## Short problem
Show all lines that include the string "sich"; copy each one.

====

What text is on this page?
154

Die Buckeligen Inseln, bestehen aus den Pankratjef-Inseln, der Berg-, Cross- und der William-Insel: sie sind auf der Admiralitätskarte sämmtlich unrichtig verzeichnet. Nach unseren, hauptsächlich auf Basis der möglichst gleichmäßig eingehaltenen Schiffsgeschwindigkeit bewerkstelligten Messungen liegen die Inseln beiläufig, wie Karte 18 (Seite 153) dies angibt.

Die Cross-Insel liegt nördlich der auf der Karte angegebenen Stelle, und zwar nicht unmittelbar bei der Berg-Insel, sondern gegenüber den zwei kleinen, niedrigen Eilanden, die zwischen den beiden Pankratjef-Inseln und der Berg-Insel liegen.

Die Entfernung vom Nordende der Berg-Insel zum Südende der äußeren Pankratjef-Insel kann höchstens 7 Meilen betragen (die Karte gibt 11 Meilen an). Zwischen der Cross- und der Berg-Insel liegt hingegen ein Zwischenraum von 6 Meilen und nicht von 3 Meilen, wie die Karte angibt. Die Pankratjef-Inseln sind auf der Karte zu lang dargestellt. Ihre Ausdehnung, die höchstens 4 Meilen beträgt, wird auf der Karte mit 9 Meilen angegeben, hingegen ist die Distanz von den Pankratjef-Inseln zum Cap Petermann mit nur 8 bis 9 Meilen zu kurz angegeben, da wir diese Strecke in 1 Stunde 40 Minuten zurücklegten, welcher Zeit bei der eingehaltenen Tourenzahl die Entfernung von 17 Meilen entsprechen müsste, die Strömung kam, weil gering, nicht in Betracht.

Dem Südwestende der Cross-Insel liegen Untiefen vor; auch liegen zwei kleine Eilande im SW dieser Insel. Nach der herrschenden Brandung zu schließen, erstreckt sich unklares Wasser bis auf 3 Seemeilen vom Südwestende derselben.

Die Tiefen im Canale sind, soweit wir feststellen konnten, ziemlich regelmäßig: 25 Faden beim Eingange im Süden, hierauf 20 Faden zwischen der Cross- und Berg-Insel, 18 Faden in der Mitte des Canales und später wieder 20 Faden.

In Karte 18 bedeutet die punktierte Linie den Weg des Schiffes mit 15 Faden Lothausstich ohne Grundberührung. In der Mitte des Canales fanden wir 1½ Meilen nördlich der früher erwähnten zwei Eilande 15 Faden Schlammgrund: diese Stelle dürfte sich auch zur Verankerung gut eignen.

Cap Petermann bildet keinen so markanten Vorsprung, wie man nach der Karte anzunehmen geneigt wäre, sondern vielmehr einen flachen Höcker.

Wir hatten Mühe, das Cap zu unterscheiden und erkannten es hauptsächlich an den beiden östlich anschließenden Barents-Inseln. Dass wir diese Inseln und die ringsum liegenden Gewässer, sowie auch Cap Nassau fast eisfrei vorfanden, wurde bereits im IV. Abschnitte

====

## In response
Dem Südwestende der Cross-Insel liegen Untiefen vor; auch liegen zwei kleine Eilande im SW dieser Insel. Nach der herrschenden Brandung zu schließen, erstreckt sich unklares Wasser bis auf 3 Seemeilen vom Südwestende derselben.
In Karte 18 bedeutet die punktierte Linie den Weg des Schiffes mit 15 Faden Lothausstich ohne Grundberührung. In der Mitte des Canales fanden wir 1½ Meilen nördlich der früher erwähnten zwei Eilande 15 Faden Schlammgrund: diese Stelle dürfte sich auch zur Verankerung gut eignen.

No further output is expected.